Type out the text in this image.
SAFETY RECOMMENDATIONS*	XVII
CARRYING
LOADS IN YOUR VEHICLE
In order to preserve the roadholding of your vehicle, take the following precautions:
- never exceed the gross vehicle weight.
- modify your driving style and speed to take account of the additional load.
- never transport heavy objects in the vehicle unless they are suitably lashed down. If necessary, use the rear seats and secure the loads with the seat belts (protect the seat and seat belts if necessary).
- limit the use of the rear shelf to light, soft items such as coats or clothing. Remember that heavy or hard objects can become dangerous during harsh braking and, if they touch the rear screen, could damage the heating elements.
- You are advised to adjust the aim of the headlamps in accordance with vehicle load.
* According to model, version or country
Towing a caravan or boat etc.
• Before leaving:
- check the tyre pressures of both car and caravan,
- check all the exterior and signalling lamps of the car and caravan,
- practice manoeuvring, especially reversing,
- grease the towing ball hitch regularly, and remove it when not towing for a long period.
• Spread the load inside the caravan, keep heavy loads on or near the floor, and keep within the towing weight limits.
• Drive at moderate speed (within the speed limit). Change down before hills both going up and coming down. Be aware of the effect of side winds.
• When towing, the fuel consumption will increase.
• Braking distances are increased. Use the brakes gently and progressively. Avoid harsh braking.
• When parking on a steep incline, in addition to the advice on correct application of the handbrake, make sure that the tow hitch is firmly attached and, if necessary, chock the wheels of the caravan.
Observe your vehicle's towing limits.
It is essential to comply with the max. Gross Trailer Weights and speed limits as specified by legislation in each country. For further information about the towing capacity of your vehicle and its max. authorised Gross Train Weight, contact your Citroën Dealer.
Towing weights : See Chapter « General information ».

*-*-*

= Problem details =
Extract from the material all lines containing the string "rear".

= Result of this task =
- never transport heavy objects in the vehicle unless they are suitably lashed down. If necessary, use the rear seats and secure the loads with the seat belts (protect the seat and seat belts if necessary).
- limit the use of the rear shelf to light, soft items such as coats or clothing. Remember that heavy or hard objects can become dangerous during harsh braking and, if they touch the rear screen, could damage the heating elements.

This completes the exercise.